==== Supplied information ====

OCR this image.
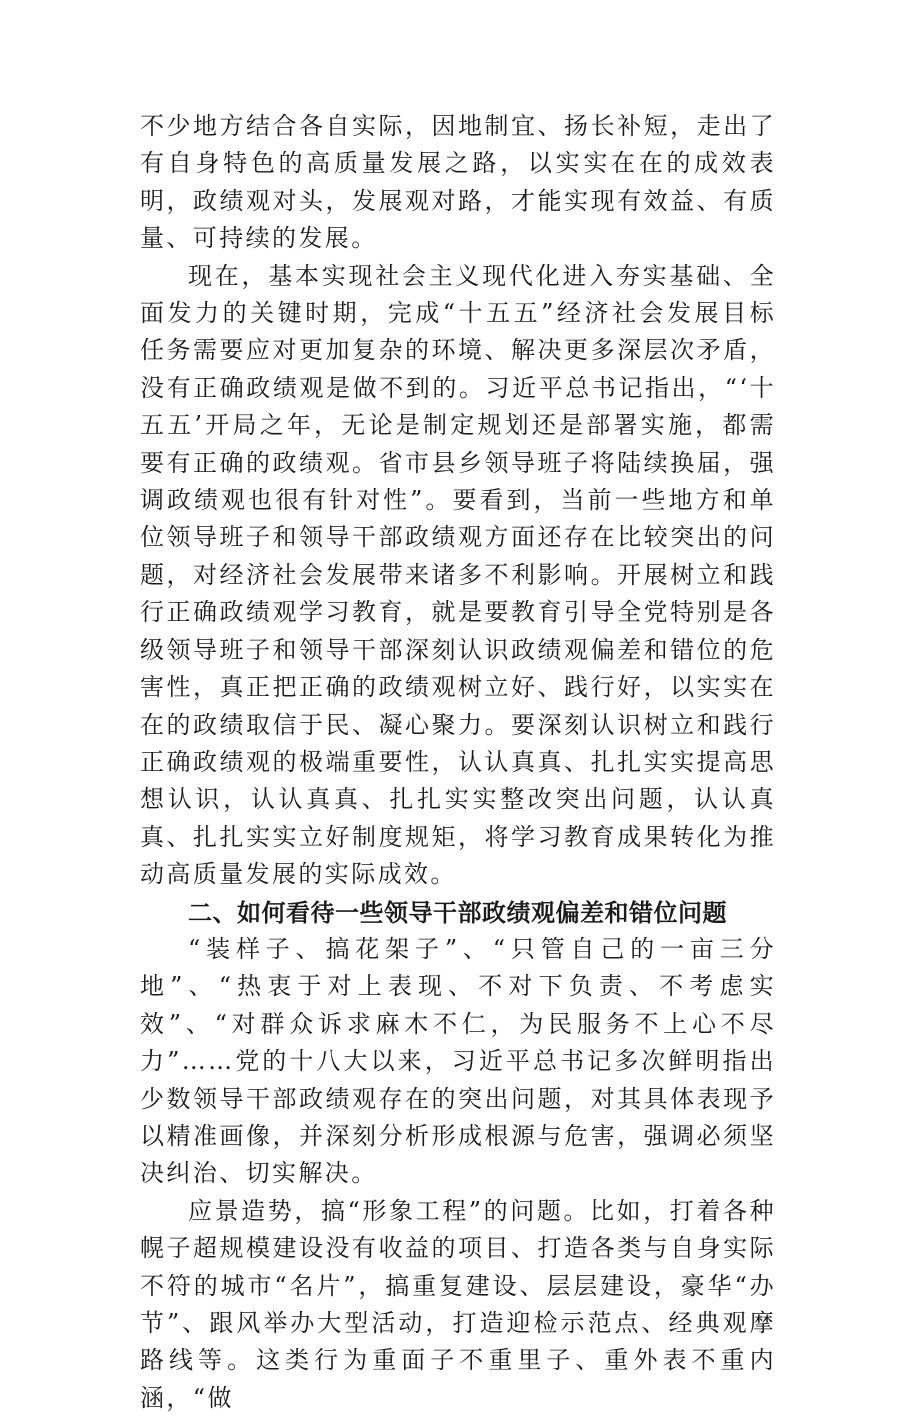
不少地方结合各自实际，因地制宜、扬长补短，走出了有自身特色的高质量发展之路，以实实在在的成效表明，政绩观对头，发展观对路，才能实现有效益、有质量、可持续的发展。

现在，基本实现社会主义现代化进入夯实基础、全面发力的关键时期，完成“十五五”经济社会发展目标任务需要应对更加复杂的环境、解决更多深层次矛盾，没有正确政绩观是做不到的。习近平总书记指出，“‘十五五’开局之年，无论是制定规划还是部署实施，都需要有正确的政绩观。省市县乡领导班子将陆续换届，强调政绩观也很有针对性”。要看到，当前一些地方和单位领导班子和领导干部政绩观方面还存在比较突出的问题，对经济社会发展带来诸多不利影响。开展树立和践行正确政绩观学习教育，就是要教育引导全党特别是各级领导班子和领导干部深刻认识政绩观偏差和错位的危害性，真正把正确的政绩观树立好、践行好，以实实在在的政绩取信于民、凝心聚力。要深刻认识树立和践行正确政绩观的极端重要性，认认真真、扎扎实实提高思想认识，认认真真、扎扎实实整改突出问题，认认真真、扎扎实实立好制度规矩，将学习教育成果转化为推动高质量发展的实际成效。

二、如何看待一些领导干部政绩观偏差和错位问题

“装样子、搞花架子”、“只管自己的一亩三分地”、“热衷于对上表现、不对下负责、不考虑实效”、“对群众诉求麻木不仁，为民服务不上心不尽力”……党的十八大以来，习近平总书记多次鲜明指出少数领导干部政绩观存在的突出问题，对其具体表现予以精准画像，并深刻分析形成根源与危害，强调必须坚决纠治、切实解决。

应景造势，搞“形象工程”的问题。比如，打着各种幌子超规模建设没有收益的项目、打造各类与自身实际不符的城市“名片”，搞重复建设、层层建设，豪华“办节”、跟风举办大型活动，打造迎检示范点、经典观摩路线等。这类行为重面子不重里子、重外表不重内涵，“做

====
==== Supplied information ====

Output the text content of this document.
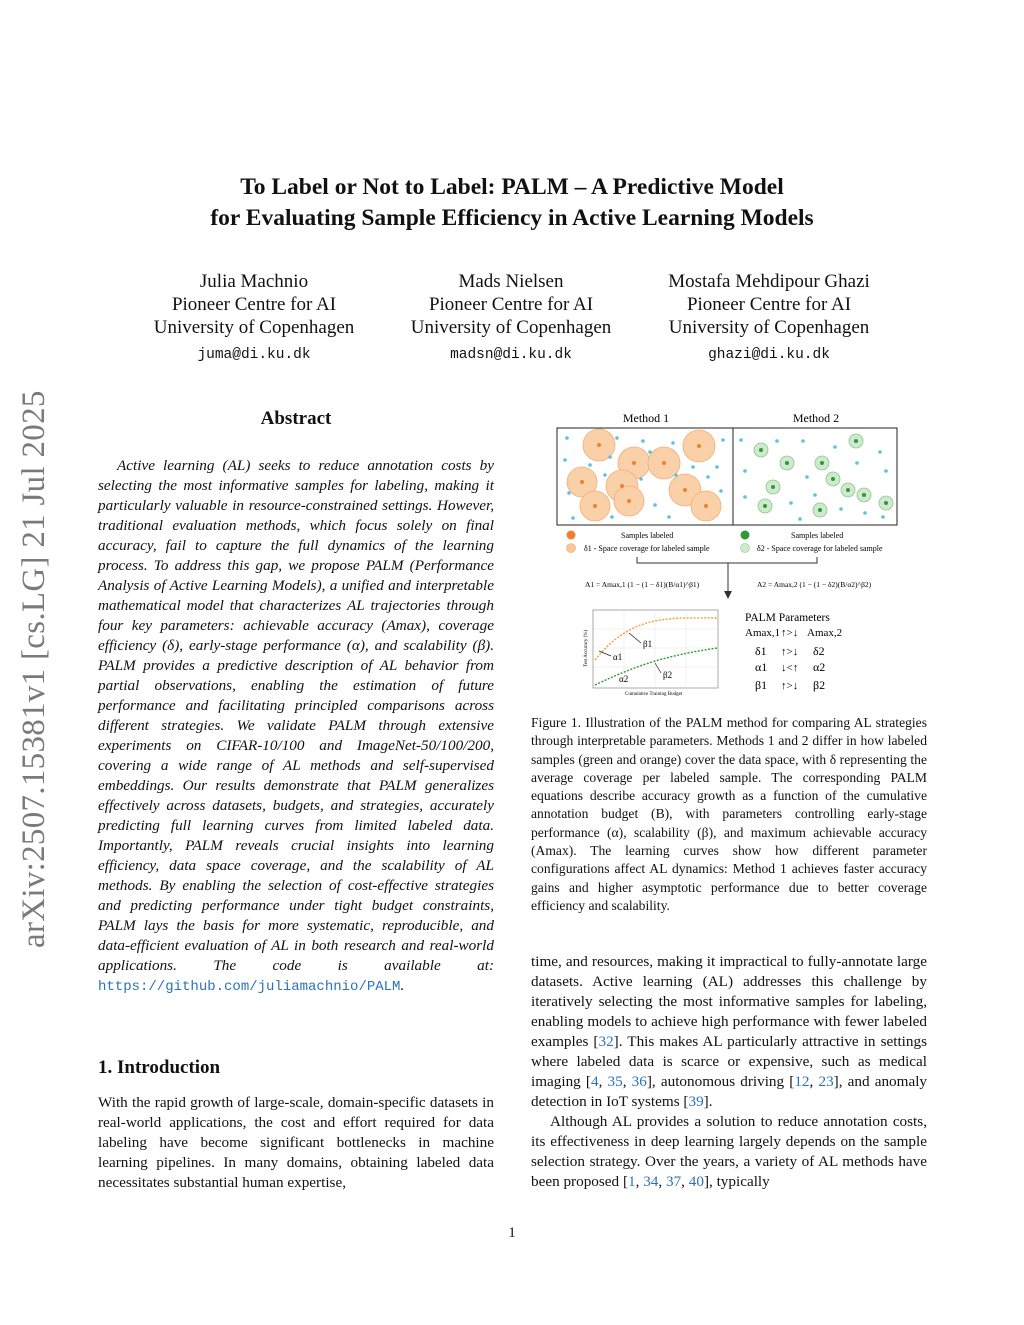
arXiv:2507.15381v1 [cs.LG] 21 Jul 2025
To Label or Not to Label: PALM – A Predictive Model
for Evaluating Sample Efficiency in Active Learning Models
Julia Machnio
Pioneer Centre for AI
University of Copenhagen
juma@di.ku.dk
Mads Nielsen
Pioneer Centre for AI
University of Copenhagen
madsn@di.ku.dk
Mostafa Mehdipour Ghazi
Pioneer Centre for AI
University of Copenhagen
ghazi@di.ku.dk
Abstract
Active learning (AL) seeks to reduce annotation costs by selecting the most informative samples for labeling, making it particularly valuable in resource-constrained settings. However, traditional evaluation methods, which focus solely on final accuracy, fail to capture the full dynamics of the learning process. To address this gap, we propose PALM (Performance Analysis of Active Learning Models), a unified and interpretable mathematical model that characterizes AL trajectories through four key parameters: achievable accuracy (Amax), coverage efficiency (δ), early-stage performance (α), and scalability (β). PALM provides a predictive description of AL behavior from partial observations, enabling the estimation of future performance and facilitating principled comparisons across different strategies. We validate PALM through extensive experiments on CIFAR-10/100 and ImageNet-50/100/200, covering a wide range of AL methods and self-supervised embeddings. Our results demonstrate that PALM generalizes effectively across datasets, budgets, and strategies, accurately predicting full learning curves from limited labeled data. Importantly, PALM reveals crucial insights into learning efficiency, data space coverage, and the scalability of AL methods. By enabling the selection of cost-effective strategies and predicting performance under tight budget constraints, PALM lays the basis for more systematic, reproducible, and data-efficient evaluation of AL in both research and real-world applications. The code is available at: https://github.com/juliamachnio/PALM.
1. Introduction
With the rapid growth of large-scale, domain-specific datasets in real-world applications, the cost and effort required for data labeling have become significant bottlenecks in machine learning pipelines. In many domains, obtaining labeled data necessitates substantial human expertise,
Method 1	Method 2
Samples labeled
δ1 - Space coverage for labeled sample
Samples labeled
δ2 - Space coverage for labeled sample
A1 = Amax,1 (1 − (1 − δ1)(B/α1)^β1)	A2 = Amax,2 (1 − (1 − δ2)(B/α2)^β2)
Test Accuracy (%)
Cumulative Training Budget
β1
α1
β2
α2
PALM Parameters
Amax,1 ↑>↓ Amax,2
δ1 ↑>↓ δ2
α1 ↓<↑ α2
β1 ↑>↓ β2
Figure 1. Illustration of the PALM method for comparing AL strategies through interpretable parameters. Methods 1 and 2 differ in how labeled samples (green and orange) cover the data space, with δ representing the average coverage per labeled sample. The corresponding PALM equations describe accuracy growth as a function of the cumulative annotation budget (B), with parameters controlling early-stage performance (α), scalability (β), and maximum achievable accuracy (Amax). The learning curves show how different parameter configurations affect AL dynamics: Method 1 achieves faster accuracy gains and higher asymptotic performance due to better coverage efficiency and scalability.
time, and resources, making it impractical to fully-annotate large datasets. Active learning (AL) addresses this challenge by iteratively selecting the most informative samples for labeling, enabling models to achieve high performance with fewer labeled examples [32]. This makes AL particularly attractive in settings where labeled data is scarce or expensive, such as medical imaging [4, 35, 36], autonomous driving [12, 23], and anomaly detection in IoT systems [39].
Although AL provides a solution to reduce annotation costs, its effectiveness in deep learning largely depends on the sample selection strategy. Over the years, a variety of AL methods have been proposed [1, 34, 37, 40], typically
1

====
==== Supplied information ====

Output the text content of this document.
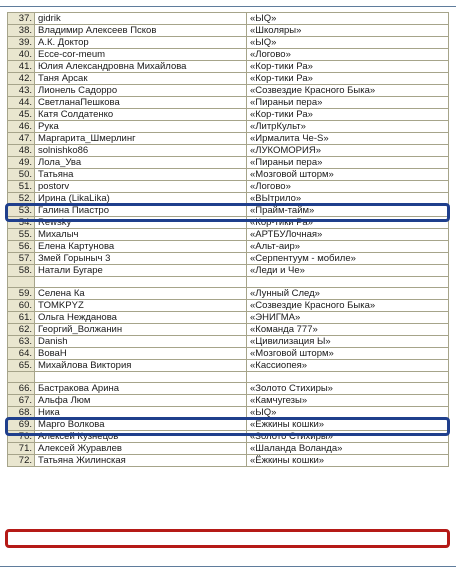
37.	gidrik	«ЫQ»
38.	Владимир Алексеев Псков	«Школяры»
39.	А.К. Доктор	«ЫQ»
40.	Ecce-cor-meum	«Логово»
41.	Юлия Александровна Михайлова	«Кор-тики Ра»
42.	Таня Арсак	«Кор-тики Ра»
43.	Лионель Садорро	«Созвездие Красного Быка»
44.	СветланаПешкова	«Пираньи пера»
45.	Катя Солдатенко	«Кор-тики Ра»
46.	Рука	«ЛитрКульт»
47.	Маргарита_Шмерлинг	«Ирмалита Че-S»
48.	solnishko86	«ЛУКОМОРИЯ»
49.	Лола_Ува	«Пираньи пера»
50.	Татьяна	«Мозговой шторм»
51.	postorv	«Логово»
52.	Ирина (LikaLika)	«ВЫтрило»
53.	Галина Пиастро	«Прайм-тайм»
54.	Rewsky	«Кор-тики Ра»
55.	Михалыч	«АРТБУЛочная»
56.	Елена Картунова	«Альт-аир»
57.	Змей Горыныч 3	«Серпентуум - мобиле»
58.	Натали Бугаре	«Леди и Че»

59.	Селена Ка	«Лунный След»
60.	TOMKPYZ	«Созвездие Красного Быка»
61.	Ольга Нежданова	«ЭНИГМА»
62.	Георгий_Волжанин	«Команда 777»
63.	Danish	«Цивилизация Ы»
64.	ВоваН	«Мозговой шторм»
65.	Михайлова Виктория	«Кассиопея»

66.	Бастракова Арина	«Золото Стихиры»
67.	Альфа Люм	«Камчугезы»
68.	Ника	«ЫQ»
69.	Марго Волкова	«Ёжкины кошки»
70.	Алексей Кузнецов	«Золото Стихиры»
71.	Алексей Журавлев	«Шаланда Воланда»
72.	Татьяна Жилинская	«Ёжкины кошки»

====

Stated task >> Scan the listing above. Gather each line that contains the word "reduce".

Complete output >>
Active learning (AL) seeks to reduce annotation costs by selecting the most informative samples for labeling, making it particularly valuable in resource-constrained settings. However, traditional evaluation methods, which focus solely on final accuracy, fail to capture the full dynamics of the learning process. To address this gap, we propose PALM (Performance Analysis of Active Learning Models), a unified and interpretable mathematical model that characterizes AL trajectories through four key parameters: achievable accuracy (Amax), coverage efficiency (δ), early-stage performance (α), and scalability (β). PALM provides a predictive description of AL behavior from partial observations, enabling the estimation of future performance and facilitating principled comparisons across different strategies. We validate PALM through extensive experiments on CIFAR-10/100 and ImageNet-50/100/200, covering a wide range of AL methods and self-supervised embeddings. Our results demonstrate that PALM generalizes effectively across datasets, budgets, and strategies, accurately predicting full learning curves from limited labeled data. Importantly, PALM reveals crucial insights into learning efficiency, data space coverage, and the scalability of AL methods. By enabling the selection of cost-effective strategies and predicting performance under tight budget constraints, PALM lays the basis for more systematic, reproducible, and data-efficient evaluation of AL in both research and real-world applications. The code is available at: https://github.com/juliamachnio/PALM.
Although AL provides a solution to reduce annotation costs, its effectiveness in deep learning largely depends on the sample selection strategy. Over the years, a variety of AL methods have been proposed [1, 34, 37, 40], typically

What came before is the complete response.